— start —

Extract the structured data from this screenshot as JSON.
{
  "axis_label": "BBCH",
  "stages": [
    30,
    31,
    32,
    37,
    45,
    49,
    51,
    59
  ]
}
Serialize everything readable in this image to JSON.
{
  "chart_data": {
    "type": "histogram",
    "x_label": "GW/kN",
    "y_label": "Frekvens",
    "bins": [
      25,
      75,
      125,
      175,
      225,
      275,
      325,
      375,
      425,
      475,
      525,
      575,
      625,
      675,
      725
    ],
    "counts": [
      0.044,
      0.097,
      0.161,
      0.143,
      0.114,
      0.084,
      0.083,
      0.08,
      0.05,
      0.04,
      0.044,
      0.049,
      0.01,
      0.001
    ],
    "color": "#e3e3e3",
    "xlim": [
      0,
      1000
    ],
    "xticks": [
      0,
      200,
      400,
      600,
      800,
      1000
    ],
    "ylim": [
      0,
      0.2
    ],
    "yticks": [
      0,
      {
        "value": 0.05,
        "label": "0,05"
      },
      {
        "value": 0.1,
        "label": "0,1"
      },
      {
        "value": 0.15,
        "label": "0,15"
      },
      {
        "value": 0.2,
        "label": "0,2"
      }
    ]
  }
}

— end —

TASK DETAILS: Extract the entries above verbatim.

FULL SOLUTION:
Extract the structured data from this screenshot as JSON.
{
  "axis_label": "BBCH",
  "stages": [
    30,
    31,
    32,
    37,
    45,
    49,
    51,
    59
  ]
}
Serialize everything readable in this image to JSON.
{
  "chart_data": {
    "type": "histogram",
    "x_label": "GW/kN",
    "y_label": "Frekvens",
    "bins": [
      25,
      75,
      125,
      175,
      225,
      275,
      325,
      375,
      425,
      475,
      525,
      575,
      625,
      675,
      725
    ],
    "counts": [
      0.044,
      0.097,
      0.161,
      0.143,
      0.114,
      0.084,
      0.083,
      0.08,
      0.05,
      0.04,
      0.044,
      0.049,
      0.01,
      0.001
    ],
    "color": "#e3e3e3",
    "xlim": [
      0,
      1000
    ],
    "xticks": [
      0,
      200,
      400,
      600,
      800,
      1000
    ],
    "ylim": [
      0,
      0.2
    ],
    "yticks": [
      0,
      {
        "value": 0.05,
        "label": "0,05"
      },
      {
        "value": 0.1,
        "label": "0,1"
      },
      {
        "value": 0.15,
        "label": "0,15"
      },
      {
        "value": 0.2,
        "label": "0,2"
      }
    ]
  }
}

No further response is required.